### EXTRACTED MATERIAL ###
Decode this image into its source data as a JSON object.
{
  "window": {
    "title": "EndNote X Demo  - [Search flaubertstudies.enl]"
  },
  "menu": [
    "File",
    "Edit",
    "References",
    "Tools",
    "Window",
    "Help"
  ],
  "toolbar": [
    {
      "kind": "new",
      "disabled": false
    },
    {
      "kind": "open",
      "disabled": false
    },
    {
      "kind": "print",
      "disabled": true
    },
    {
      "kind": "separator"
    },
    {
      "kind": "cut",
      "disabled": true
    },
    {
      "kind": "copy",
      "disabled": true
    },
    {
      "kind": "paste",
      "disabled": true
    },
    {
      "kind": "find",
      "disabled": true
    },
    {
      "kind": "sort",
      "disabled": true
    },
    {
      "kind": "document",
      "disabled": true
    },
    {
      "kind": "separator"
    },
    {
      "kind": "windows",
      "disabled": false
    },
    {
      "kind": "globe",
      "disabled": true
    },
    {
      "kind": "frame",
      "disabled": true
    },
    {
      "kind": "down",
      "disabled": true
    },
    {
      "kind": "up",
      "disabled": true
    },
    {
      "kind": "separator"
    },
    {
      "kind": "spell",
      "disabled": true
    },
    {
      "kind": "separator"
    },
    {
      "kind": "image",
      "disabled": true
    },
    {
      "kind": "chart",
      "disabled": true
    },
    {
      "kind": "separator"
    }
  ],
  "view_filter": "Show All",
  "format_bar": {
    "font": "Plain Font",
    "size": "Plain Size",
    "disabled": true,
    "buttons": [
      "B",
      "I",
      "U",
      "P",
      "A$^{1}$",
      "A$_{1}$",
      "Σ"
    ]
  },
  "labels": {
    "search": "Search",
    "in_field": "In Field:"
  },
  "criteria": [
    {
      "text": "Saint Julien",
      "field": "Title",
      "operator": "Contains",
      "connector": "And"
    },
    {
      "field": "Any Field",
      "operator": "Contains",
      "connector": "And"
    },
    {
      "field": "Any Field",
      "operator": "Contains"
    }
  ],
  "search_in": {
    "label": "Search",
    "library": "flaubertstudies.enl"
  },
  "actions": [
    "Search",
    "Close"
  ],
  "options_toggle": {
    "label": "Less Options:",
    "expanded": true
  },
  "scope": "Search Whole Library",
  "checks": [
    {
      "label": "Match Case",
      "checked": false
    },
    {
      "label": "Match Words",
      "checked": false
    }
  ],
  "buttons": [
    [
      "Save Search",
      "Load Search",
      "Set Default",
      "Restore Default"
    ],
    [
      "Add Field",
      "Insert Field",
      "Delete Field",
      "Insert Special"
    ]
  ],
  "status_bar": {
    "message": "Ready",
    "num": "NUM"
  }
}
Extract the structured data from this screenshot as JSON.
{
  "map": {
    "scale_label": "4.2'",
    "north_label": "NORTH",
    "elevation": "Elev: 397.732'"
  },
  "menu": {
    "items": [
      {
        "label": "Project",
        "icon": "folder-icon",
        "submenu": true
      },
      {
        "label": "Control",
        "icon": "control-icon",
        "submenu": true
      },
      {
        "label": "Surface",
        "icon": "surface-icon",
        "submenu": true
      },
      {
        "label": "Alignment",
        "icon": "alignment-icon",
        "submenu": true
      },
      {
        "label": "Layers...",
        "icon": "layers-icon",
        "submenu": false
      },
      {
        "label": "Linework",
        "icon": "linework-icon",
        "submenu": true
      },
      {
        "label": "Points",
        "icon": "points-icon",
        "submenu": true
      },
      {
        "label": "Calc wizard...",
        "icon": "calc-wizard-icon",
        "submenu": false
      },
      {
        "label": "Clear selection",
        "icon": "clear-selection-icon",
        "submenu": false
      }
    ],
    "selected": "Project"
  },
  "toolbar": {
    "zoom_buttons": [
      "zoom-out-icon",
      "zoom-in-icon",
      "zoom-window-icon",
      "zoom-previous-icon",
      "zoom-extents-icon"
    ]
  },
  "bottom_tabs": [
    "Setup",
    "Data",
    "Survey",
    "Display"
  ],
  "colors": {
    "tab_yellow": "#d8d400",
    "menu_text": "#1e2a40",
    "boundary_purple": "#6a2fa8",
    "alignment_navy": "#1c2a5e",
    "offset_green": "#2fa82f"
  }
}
###
▶ _INSTRUCTIONS TO FOLLOW_: Which lines of the data include "wizard"? Copy each of them.

▶ _IN RESPONSE_:
        "label": "Calc wizard...",
        "icon": "calc-wizard-icon",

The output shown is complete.